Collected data
────
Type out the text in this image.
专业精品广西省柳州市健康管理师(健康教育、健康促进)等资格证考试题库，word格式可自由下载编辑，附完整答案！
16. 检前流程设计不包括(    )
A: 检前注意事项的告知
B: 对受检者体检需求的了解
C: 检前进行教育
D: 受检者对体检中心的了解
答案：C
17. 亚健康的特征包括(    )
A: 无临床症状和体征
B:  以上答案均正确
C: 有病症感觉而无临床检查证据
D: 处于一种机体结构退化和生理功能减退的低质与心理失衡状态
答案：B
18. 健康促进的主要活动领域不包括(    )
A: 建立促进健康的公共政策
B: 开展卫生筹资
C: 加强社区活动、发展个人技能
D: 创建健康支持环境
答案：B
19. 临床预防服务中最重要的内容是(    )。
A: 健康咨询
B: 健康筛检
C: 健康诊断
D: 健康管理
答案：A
────
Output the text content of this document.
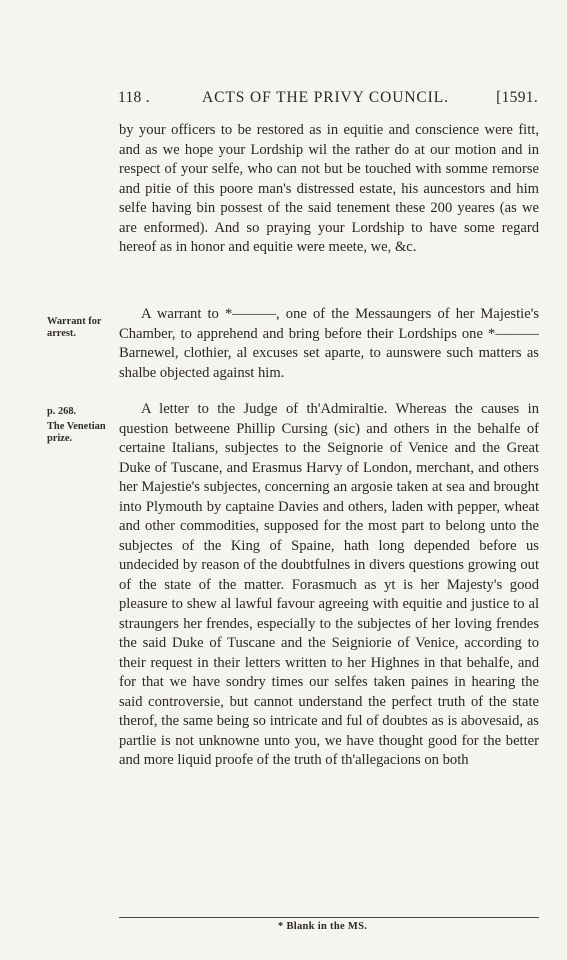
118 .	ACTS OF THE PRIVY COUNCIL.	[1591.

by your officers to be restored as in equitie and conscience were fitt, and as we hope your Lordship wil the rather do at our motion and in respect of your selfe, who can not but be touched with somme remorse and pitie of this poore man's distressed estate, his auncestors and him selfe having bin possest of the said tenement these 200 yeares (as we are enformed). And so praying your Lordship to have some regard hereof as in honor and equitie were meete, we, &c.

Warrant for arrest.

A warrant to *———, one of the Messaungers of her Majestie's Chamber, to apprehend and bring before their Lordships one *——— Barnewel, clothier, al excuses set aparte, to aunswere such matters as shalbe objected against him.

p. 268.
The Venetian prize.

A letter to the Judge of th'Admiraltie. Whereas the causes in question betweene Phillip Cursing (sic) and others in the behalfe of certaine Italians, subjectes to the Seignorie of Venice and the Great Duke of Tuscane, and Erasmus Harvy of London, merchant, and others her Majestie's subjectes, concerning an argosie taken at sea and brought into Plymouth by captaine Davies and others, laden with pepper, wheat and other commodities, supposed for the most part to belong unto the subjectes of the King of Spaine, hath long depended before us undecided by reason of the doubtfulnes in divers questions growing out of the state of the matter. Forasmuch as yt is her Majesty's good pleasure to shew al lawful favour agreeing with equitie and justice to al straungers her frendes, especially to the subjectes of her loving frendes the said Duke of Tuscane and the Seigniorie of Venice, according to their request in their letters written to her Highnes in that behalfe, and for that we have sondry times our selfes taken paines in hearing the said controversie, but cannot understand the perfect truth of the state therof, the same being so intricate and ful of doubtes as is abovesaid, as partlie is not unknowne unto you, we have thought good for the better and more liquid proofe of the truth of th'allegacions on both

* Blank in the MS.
────
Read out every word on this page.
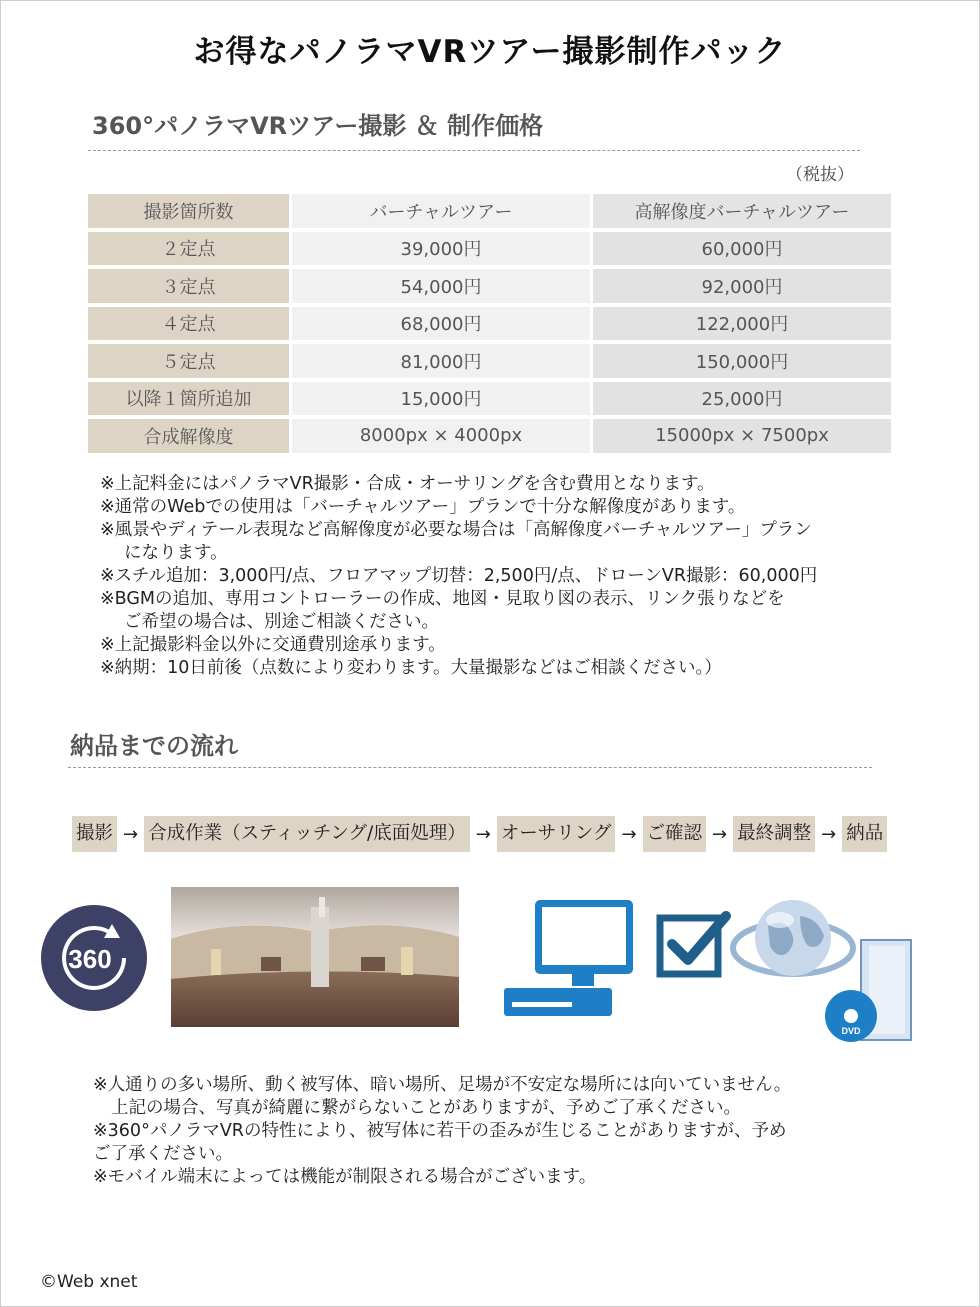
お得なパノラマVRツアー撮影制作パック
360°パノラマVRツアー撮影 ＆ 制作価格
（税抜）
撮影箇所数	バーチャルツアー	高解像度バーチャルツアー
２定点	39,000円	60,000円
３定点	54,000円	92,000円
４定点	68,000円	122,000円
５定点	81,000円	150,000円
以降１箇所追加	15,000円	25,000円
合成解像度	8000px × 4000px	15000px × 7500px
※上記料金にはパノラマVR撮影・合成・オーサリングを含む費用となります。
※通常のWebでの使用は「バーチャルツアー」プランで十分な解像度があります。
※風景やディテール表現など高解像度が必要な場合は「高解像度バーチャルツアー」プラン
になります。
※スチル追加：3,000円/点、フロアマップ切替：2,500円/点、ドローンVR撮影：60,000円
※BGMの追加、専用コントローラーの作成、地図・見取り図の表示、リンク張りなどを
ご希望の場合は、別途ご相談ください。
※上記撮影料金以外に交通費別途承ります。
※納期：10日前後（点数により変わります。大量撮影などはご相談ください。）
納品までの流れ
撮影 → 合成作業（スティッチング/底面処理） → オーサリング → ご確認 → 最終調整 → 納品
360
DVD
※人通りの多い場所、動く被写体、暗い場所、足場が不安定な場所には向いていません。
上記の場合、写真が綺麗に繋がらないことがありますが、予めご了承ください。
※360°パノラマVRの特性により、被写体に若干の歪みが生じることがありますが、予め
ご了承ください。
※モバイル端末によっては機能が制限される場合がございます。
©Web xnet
────
> _Work to complete_
Identify all lines in the records above with the word "高解像度バーチャルツアー".

> _Correct response_
撮影箇所数	バーチャルツアー	高解像度バーチャルツアー
※風景やディテール表現など高解像度が必要な場合は「高解像度バーチャルツアー」プラン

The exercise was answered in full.